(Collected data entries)
________

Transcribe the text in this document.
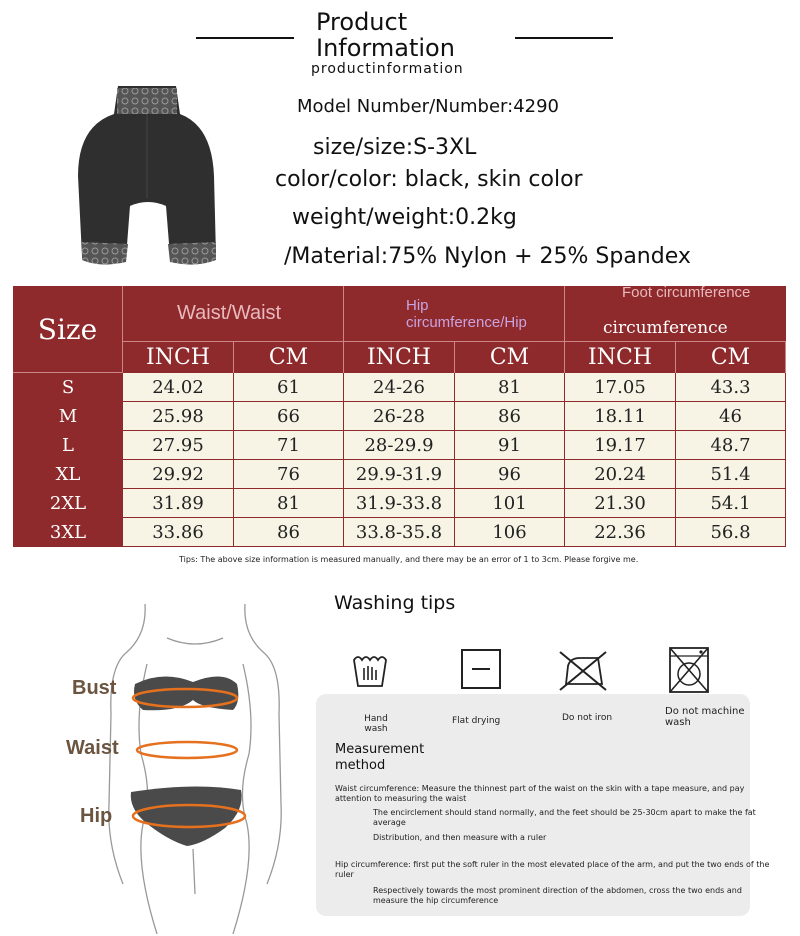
Product
Information
productinformation
Model Number/Number:4290
size/size:S-3XL
color/color: black, skin color
weight/weight:0.2kg
/Material:75% Nylon + 25% Spandex
Size	Waist/Waist	Hip
circumference/Hip
Foot circumference
circumference
INCH	CM	INCH	CM	INCH	CM
S	24.02	61	24-26	81	17.05	43.3
M	25.98	66	26-28	86	18.11	46
L	27.95	71	28-29.9	91	19.17	48.7
XL	29.92	76	29.9-31.9	96	20.24	51.4
2XL	31.89	81	31.9-33.8	101	21.30	54.1
3XL	33.86	86	33.8-35.8	106	22.36	56.8
Tips: The above size information is measured manually, and there may be an error of 1 to 3cm. Please forgive me.
Bust
Waist
Hip
Washing tips
Hand wash
Flat drying	Do not iron
Do not machine wash
Measurement method
Waist circumference: Measure the thinnest part of the waist on the skin with a tape measure, and pay attention to measuring the waist
The encirclement should stand normally, and the feet should be 25-30cm apart to make the fat average
Distribution, and then measure with a ruler
Hip circumference: first put the soft ruler in the most elevated place of the arm, and put the two ends of the ruler
Respectively towards the most prominent direction of the abdomen, cross the two ends and measure the hip circumference
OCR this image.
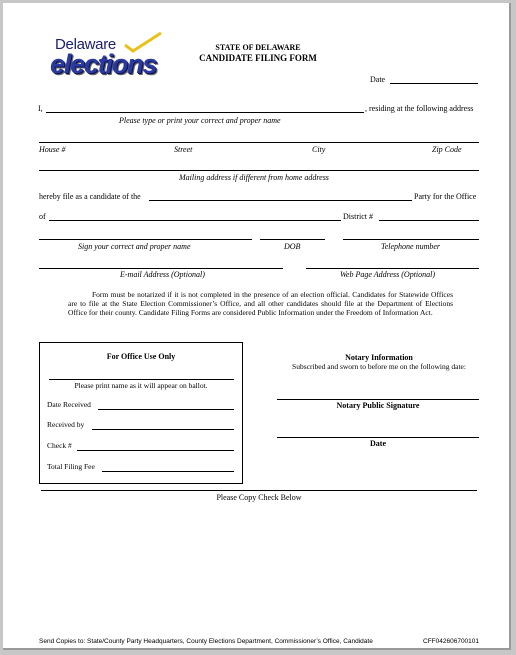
Delaware
elections
STATE OF DELAWARE
CANDIDATE FILING FORM
Date
I,	, residing at the following address
Please type or print your correct and proper name
House #	Street	City	Zip Code
Mailing address if different from home address
hereby file as a candidate of the	Party for the Office
of	District #
Sign your correct and proper name	DOB	Telephone number
E-mail Address (Optional)	Web Page Address (Optional)
Form must be notarized if it is not completed in the presence of an election official. Candidates for Statewide Offices are to file at the State Election Commissioner’s Office, and all other candidates should file at the Department of Elections Office for their county. Candidate Filing Forms are considered Public Information under the Freedom of Information Act.
For Office Use Only
Please print name as it will appear on ballot.
Date Received
Received by
Check #
Total Filing Fee
Notary Information
Subscribed and sworn to before me on the following date:
Notary Public Signature
Date
Please Copy Check Below
Send Copies to: State/County Party Headquarters, County Elections Department, Commissioner’s Office, Candidate	CFF042606700101
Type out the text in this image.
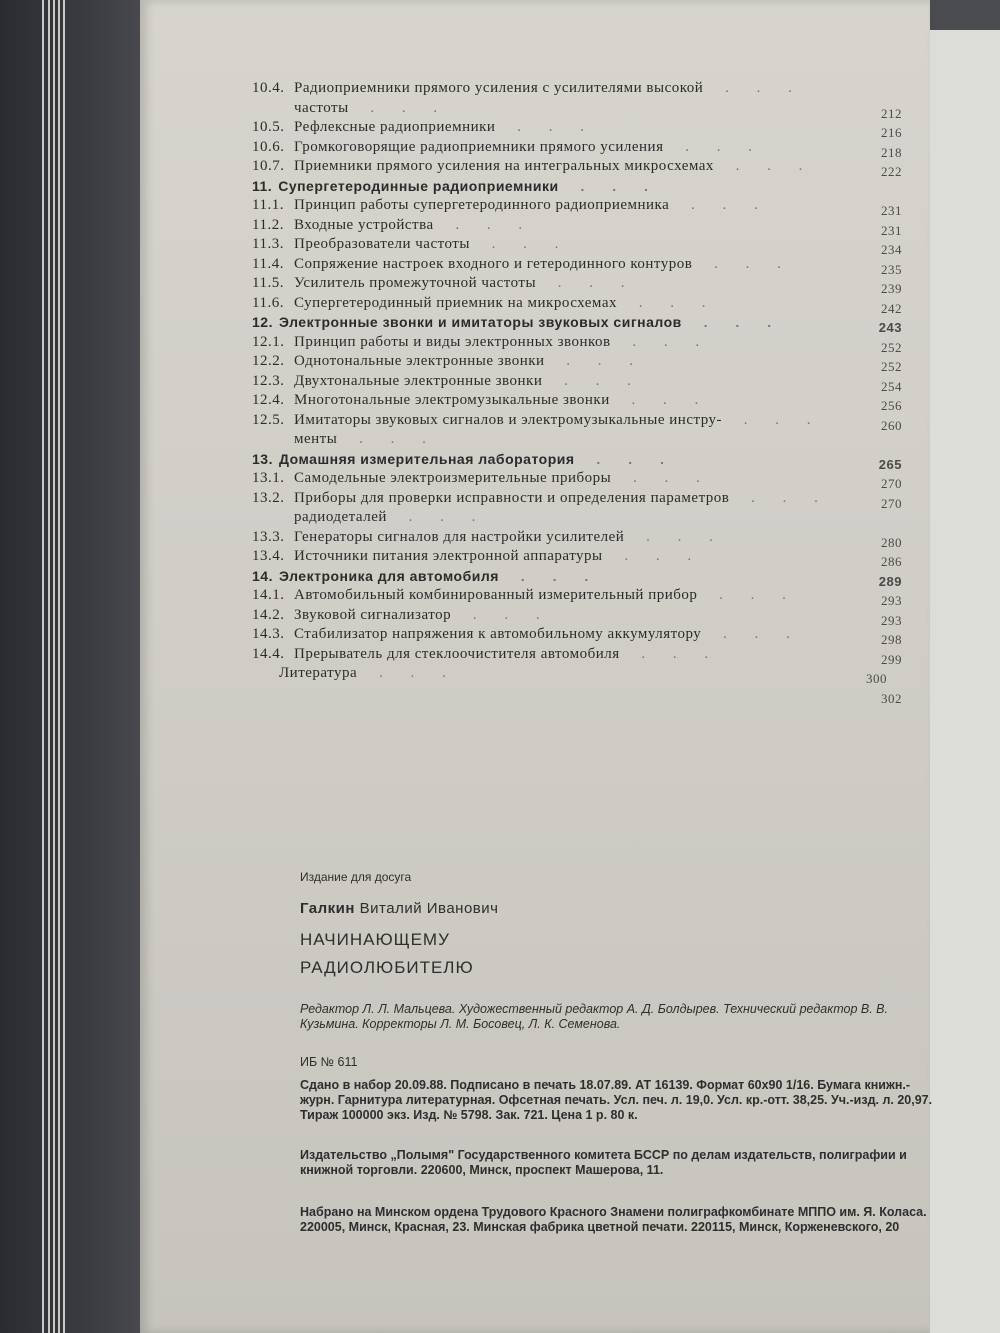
10.4. Радиоприемники прямого усиления с усилителями высокой . . .
частоты . . .	212
10.5. Рефлексные радиоприемники . . .	216
10.6. Громкоговорящие радиоприемники прямого усиления . . .	218
10.7. Приемники прямого усиления на интегральных микросхемах . . .	222
11. Супергетеродинные радиоприемники . . .
11.1. Принцип работы супергетеродинного радиоприемника . . .	231
11.2. Входные устройства . . .	231
11.3. Преобразователи частоты . . .	234
11.4. Сопряжение настроек входного и гетеродинного контуров . . .	235
11.5. Усилитель промежуточной частоты . . .	239
11.6. Супергетеродинный приемник на микросхемах . . .	242
12. Электронные звонки и имитаторы звуковых сигналов . . .	243
12.1. Принцип работы и виды электронных звонков . . .	252
12.2. Однотональные электронные звонки . . .	252
12.3. Двухтональные электронные звонки . . .	254
12.4. Многотональные электромузыкальные звонки . . .	256
12.5. Имитаторы звуковых сигналов и электромузыкальные инстру- . . .	260
менты . . .
13. Домашняя измерительная лаборатория . . .	265
13.1. Самодельные электроизмерительные приборы . . .	270
13.2. Приборы для проверки исправности и определения параметров . . .	270
радиодеталей . . .
13.3. Генераторы сигналов для настройки усилителей . . .	280
13.4. Источники питания электронной аппаратуры . . .	286
14. Электроника для автомобиля . . .	289
14.1. Автомобильный комбинированный измерительный прибор . . .	293
14.2. Звуковой сигнализатор . . .	293
14.3. Стабилизатор напряжения к автомобильному аккумулятору . . .	298
14.4. Прерыватель для стеклоочистителя автомобиля . . .	299
Литература . . .	300
302
Издание для досуга
Галкин Виталий Иванович
НАЧИНАЮЩЕМУ
РАДИОЛЮБИТЕЛЮ
Редактор Л. Л. Мальцева. Художественный редактор А. Д. Болдырев. Технический редактор В. В. Кузьмина. Корректоры Л. М. Босовец, Л. К. Семенова.
ИБ № 611
Сдано в набор 20.09.88. Подписано в печать 18.07.89. АТ 16139. Формат 60х90 1/16. Бумага книжн.-журн. Гарнитура литературная. Офсетная печать. Усл. печ. л. 19,0. Усл. кр.-отт. 38,25. Уч.-изд. л. 20,97. Тираж 100000 экз. Изд. № 5798. Зак. 721. Цена 1 р. 80 к.
Издательство „Полымя" Государственного комитета БССР по делам издательств, полиграфии и книжной торговли. 220600, Минск, проспект Машерова, 11.
Набрано на Минском ордена Трудового Красного Знамени полиграфкомбинате МППО им. Я. Коласа. 220005, Минск, Красная, 23. Минская фабрика цветной печати. 220115, Минск, Корженевского, 20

________

Go through the material above and count the lines that contain "Принцип"; answer with the number alone.

● **EXERCISE RESPONSE**:
2